Direction: Each line that includes the string "Primary" counts once; give the total and nothing else.

Data provided:
begin

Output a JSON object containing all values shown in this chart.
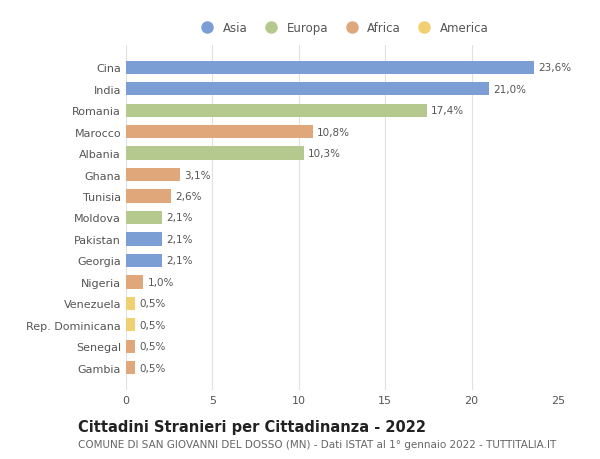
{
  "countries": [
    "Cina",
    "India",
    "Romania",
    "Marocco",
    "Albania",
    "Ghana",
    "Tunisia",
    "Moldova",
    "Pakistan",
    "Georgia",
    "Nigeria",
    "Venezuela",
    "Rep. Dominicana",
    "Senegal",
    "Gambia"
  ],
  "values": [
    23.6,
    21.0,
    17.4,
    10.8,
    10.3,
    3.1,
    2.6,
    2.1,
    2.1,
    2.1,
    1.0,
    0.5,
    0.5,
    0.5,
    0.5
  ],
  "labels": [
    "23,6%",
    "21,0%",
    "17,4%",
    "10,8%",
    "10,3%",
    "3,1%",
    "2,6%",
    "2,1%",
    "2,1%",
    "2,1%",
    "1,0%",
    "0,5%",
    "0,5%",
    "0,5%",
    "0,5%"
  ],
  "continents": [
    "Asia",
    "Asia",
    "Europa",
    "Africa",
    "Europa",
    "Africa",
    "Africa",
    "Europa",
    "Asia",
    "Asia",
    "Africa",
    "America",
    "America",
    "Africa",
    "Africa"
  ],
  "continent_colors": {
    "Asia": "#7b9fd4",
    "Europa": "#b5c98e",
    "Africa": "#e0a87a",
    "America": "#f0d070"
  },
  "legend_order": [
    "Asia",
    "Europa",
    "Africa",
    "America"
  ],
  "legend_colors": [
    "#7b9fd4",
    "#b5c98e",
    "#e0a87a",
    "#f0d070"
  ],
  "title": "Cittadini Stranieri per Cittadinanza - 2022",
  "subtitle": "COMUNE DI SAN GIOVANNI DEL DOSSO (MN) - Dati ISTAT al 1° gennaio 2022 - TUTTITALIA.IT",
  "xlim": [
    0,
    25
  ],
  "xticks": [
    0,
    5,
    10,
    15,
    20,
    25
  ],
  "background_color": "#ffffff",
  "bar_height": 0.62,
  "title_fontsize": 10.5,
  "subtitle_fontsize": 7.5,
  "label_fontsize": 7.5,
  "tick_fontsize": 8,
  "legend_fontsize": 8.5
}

end
begin

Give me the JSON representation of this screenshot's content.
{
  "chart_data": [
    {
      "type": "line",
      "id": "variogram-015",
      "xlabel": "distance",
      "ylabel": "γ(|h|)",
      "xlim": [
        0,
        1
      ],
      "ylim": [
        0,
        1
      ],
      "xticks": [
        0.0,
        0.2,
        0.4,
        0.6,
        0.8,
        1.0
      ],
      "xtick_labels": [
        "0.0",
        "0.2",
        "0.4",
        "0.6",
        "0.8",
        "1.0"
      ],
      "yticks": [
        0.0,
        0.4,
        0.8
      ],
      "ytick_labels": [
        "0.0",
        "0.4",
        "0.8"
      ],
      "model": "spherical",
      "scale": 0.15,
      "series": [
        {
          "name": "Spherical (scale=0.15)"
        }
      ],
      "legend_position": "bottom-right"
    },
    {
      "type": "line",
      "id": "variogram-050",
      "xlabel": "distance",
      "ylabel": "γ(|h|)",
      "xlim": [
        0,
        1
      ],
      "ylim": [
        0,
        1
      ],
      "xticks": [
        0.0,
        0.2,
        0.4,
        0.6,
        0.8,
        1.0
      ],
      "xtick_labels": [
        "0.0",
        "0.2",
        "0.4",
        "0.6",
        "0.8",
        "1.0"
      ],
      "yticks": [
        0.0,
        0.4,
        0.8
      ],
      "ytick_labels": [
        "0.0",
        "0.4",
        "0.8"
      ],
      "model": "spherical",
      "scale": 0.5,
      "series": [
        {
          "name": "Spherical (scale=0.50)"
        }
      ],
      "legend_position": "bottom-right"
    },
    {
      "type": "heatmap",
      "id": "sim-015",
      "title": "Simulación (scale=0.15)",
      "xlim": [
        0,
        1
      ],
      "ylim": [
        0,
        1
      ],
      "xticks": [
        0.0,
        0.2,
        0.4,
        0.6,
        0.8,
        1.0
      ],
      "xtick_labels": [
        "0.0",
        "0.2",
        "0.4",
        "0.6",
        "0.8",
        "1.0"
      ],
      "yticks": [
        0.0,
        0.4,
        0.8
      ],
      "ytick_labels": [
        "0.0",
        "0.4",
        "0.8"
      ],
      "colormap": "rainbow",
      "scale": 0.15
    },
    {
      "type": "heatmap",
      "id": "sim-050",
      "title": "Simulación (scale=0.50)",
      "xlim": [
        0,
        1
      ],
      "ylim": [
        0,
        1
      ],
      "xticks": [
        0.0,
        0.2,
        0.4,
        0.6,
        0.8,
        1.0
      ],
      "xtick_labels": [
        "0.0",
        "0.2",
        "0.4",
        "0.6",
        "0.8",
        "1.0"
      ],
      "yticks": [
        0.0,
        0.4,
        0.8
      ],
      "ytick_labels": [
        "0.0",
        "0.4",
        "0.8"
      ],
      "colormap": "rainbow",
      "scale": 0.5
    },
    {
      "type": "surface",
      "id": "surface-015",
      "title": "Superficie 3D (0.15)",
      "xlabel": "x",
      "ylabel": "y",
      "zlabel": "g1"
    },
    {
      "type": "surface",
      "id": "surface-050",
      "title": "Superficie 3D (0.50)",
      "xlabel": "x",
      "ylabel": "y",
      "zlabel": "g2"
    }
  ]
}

end
begin

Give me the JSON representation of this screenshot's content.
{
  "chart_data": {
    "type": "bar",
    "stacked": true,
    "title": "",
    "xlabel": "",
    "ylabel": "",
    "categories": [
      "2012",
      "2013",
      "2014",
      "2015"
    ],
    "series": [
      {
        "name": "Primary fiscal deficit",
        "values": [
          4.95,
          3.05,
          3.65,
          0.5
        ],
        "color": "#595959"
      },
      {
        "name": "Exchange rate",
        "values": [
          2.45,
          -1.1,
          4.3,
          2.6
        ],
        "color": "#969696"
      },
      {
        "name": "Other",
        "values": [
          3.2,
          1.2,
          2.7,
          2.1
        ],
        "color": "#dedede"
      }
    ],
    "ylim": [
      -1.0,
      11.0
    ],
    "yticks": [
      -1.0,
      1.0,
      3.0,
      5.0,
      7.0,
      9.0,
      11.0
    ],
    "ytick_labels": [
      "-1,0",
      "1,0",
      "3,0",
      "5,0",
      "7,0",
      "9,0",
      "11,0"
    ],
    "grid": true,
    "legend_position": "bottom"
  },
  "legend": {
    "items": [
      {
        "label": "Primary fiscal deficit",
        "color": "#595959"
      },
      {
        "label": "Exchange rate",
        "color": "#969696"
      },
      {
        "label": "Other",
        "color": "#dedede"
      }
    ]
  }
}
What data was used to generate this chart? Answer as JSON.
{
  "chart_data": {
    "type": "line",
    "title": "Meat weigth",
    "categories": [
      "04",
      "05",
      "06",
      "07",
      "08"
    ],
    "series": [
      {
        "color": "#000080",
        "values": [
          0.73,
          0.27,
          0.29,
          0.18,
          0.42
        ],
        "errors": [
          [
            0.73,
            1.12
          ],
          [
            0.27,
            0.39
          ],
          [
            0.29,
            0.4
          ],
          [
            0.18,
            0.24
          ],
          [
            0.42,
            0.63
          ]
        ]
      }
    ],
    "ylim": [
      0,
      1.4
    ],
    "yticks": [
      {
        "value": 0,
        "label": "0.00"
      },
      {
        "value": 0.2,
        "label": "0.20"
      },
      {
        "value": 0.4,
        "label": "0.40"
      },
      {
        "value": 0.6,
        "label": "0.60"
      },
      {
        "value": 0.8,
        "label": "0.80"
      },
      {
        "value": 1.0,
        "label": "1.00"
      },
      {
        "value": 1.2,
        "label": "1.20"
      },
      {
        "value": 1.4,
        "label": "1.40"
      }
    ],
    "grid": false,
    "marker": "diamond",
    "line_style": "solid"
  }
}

end

Exercise output: 2